### SOURCE TEXT
--------------------

Today Kerala is told that it should recapture the spirit of renaissance. One needs to clarify this. It is discovering and rediscovering the essence of humanity, which has been under a cloud in recent times. Like the Enlightenment in Europe that threw up reason against religious fundamentalism, Narayana Guru brought out the significance of freedom for those who were suffering caste and class unfreedoms. The moot question is whether Kerala will sink preconceived religious prejudices and political fundamentalism and imbue the public sphere with reason.

The project requires the participation of the local government, and decentralised planning. The third tier of governance in Kerala comprising nearly 22,000 elected representatives is known for its multistage planning process and people’s participation. What is wrong in making the local government the centre of recovery and rebuilding?

The current debates and the PDNA report are silent on urban governance. Several problems in Kerala arise out of the failure to address the issue of a rising urban population. Urban Kerala has the highest monthly per capita consumption expenditure in India. As a result, the report estimates the daily municipal solid waste production in Kerala to be at 10,044 tonnes. This is besides the colossal disaster debris that remains to be cleared. It is not difficult to revive the gram sabha spirit of the past as part of the rebuilding project. Section 55 of the Kerala Municipality Act, 1994 provides for the creation of a State Development Council presided over by the Chief Minister with the Chief Secretary as Convener and comprising members of the Council of Ministers and leaders of panchayats and municipalities. Both the United Democratic Front and the Left Democratic Front have wasted this institution. The State Development Council can be made the umbrella organisation that will integrate the Nava Kerala Mission and the local government to serve as the centrepiece of the rebuilding project.

--------------------

Element box annotations:
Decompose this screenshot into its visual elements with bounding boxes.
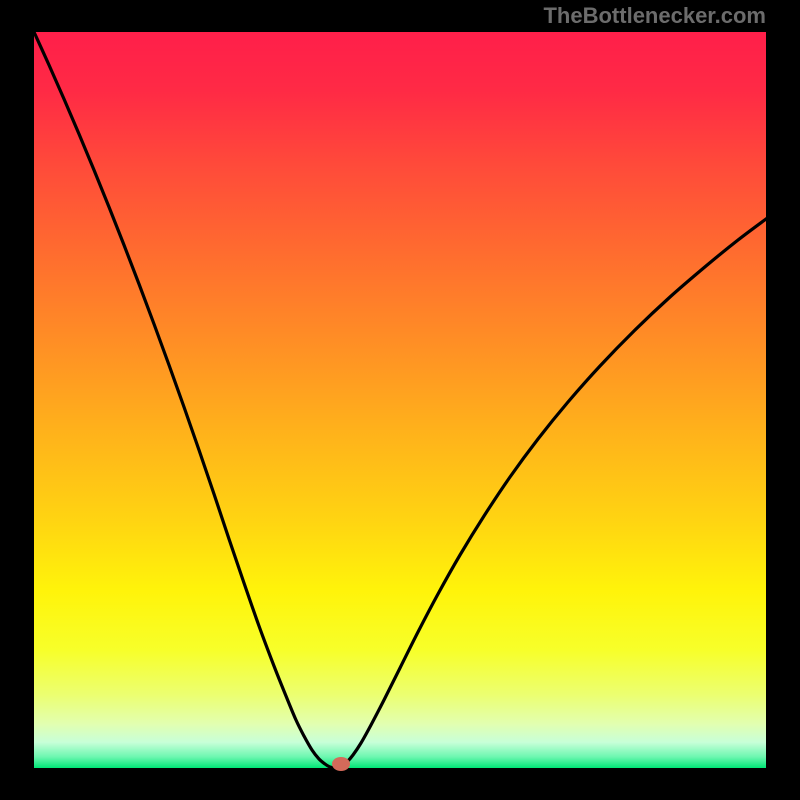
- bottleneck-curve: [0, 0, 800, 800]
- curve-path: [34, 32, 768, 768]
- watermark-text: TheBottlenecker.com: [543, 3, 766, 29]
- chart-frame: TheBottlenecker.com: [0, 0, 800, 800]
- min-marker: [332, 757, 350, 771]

--------------------

### PROBLEM SET
(1) Answer these questions from the passage on rebuilding Kerala.
(a) Roughly how many elected representatives make up the third tier of governance in Kerala?
(b) What daily figure does the report give for municipal solid waste production in Kerala?
(c) Under Section 55 of the Kerala Municipality Act, 1994, who presides over the State Development Council?
(2) According to the passage on rebuilding Kerala, why is the report's estimate of daily municipal solid waste in Kerala so high?

### WORKED ANSWERS
(1)
(a) Nearly 22,000.
(b) 10,044 tonnes.
(c) The Chief Minister.

(2) Urban Kerala has the highest monthly per capita consumption expenditure in India. As a result, the report puts daily municipal solid waste production at 10,044 tonnes.